GIVEN INSTRUCTION: Compute how many lines in the entries below contain "skills", and output nothing but the number.

━━━━━━━━

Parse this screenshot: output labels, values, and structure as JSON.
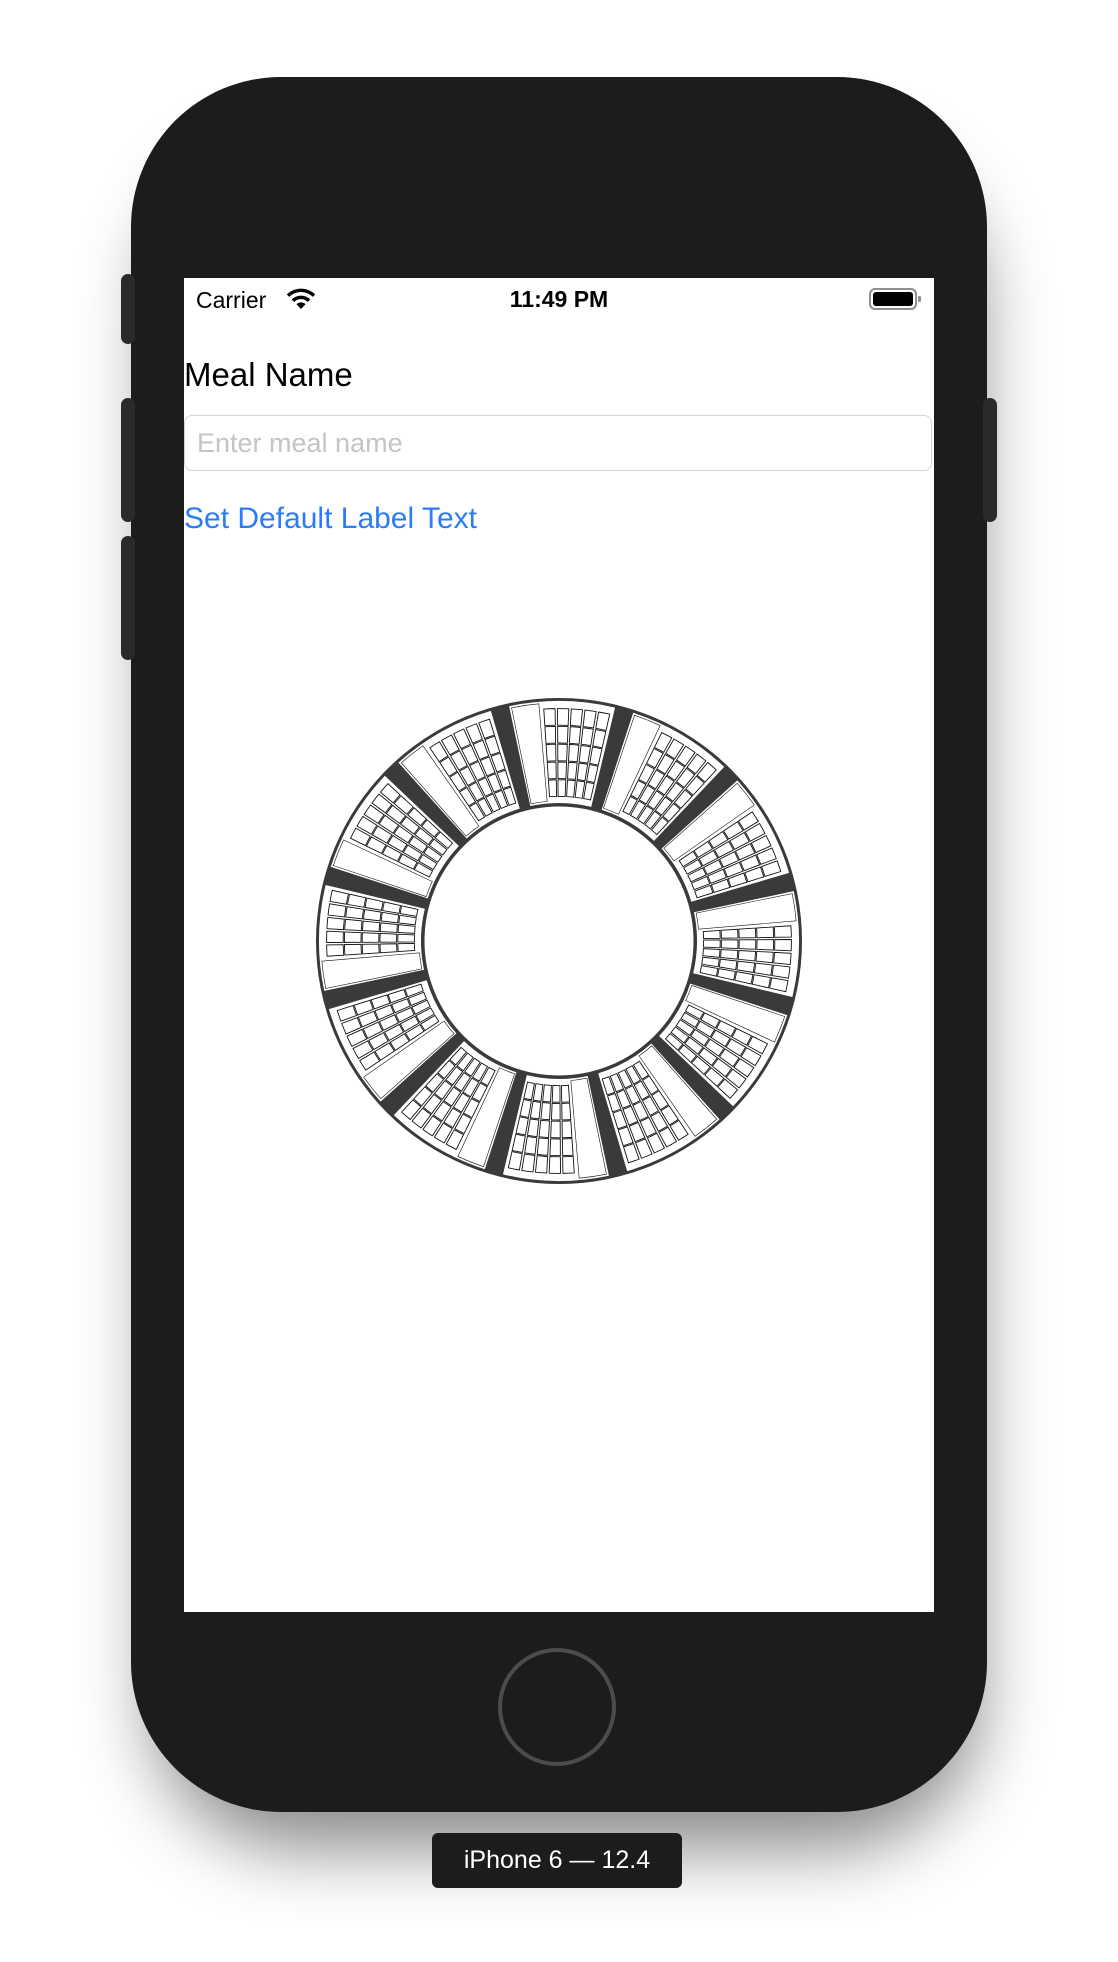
{
  "status_bar": {
    "carrier": "Carrier",
    "time": "11:49 PM",
    "wifi_icon": "wifi-icon",
    "battery_icon": "battery-full-icon"
  },
  "form": {
    "meal_label": "Meal Name",
    "meal_input_value": "",
    "meal_input_placeholder": "Enter meal name",
    "default_button_label": "Set Default Label Text"
  },
  "wheel": {
    "segment_count": 12,
    "colors": {
      "ring": "#3a3a3a",
      "cell": "#ffffff",
      "line": "#111111"
    }
  },
  "device": {
    "label": "iPhone 6 — 12.4",
    "home_button_icon": "home-button"
  },
  "colors": {
    "accent": "#2c7cf6",
    "bezel": "#1c1c1c",
    "placeholder": "#c4c4c7"
  }
}
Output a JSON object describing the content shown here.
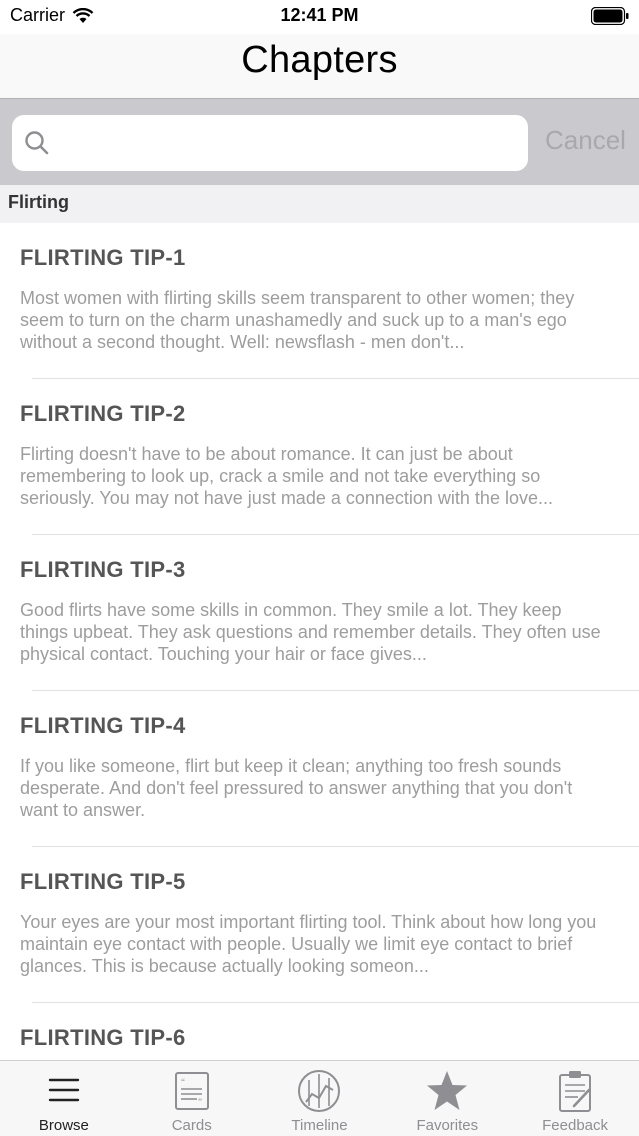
{
  "status_bar": {
    "carrier": "Carrier",
    "time": "12:41 PM"
  },
  "nav": {
    "title": "Chapters"
  },
  "search": {
    "placeholder": "",
    "cancel_label": "Cancel"
  },
  "section": {
    "title": "Flirting"
  },
  "rows": [
    {
      "title": "FLIRTING TIP-1",
      "body": "Most women with flirting skills seem transparent to other women; they seem to turn on the charm unashamedly and suck up to a man's ego without a second thought. Well: newsflash - men don't..."
    },
    {
      "title": "FLIRTING TIP-2",
      "body": "Flirting doesn't have to be about romance. It can just be about remembering to look up, crack a smile and not take everything so seriously. You may not have just made a connection with the love..."
    },
    {
      "title": "FLIRTING TIP-3",
      "body": "Good flirts have some skills in common. They smile a lot. They keep things upbeat. They ask questions and remember details. They often use physical contact. Touching your hair or face gives..."
    },
    {
      "title": "FLIRTING TIP-4",
      "body": "If you like someone, flirt but keep it clean; anything too fresh sounds desperate. And don't feel pressured to answer anything that you don't want to answer."
    },
    {
      "title": "FLIRTING TIP-5",
      "body": "Your eyes are your most important flirting tool. Think about how long you maintain eye contact with people. Usually we limit eye contact to brief glances. This is because actually looking someon..."
    },
    {
      "title": "FLIRTING TIP-6",
      "body": ""
    }
  ],
  "tabs": [
    {
      "label": "Browse",
      "icon": "menu-lines-icon",
      "active": true
    },
    {
      "label": "Cards",
      "icon": "cards-icon",
      "active": false
    },
    {
      "label": "Timeline",
      "icon": "timeline-icon",
      "active": false
    },
    {
      "label": "Favorites",
      "icon": "star-icon",
      "active": false
    },
    {
      "label": "Feedback",
      "icon": "clipboard-icon",
      "active": false
    }
  ],
  "colors": {
    "tab_active": "#222222",
    "tab_inactive": "#8e8e93",
    "search_bg": "#c9c9ce"
  }
}
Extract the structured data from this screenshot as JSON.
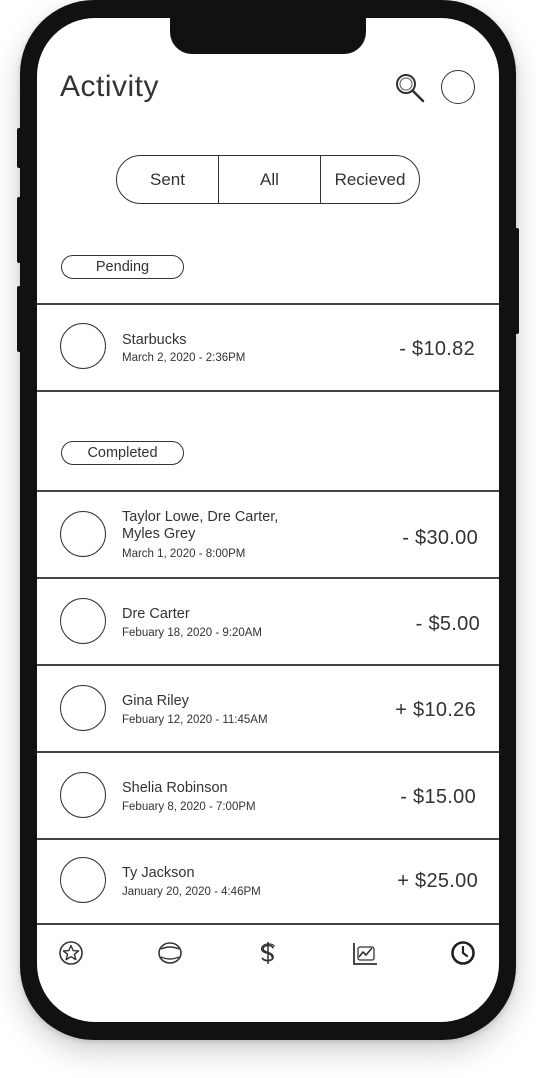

━━━━━━━━

EXERCISE RESPONSE: 2